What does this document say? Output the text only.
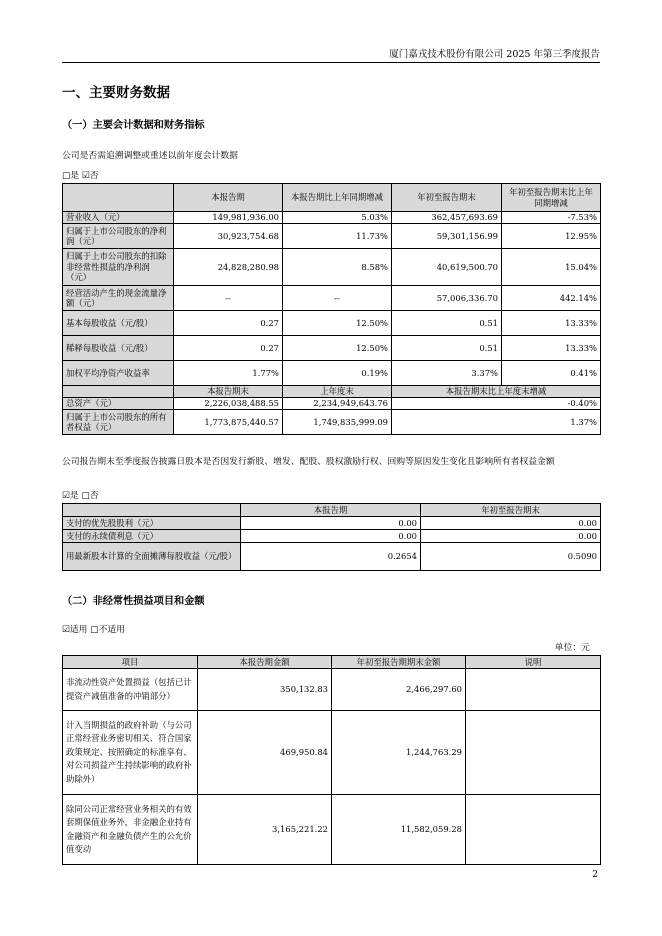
厦门嘉戎技术股份有限公司 2025 年第三季度报告
一、主要财务数据
（一）主要会计数据和财务指标
公司是否需追溯调整或重述以前年度会计数据
□是 ☑否
	本报告期	本报告期比上年同期增减	年初至报告期末	年初至报告期末比上年同期增减
营业收入（元）	149,981,936.00	5.03%	362,457,693.69	-7.53%
归属于上市公司股东的净利润（元）	30,923,754.68	11.73%	59,301,156.99	12.95%
归属于上市公司股东的扣除非经常性损益的净利润（元）	24,828,280.98	8.58%	40,619,500.70	15.04%
经营活动产生的现金流量净额（元）	--	--	57,006,336.70	442.14%
基本每股收益（元/股）	0.27	12.50%	0.51	13.33%
稀释每股收益（元/股）	0.27	12.50%	0.51	13.33%
加权平均净资产收益率	1.77%	0.19%	3.37%	0.41%
	本报告期末	上年度末	本报告期末比上年度末增减	
总资产（元）	2,226,038,488.55	2,234,949,643.76	-0.40%	
归属于上市公司股东的所有者权益（元）	1,773,875,440.57	1,749,835,999.09	1.37%	
公司报告期末至季度报告披露日股本是否因发行新股、增发、配股、股权激励行权、回购等原因发生变化且影响所有者权益金额
☑是 □否
	本报告期	年初至报告期末
支付的优先股股利（元）	0.00	0.00
支付的永续债利息（元）	0.00	0.00
用最新股本计算的全面摊薄每股收益（元/股）	0.2654	0.5090
（二）非经常性损益项目和金额
☑适用 □不适用
单位：元
项目	本报告期金额	年初至报告期期末金额	说明
非流动性资产处置损益（包括已计提资产减值准备的冲销部分）	350,132.83	2,466,297.60	
计入当期损益的政府补助（与公司正常经营业务密切相关、符合国家政策规定、按照确定的标准享有、对公司损益产生持续影响的政府补助除外）	469,950.84	1,244,763.29	
除同公司正常经营业务相关的有效套期保值业务外，非金融企业持有金融资产和金融负债产生的公允价值变动	3,165,221.22	11,582,059.28	
2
════════
- [WHAT YOU SHOULD DO]:
Return all lines of the material above in which the word "年初至报告期末" occurs.

- [SOLUTION TO THIS PROBLEM]:
	本报告期	本报告期比上年同期增减	年初至报告期末	年初至报告期末比上年同期增减
	本报告期	年初至报告期末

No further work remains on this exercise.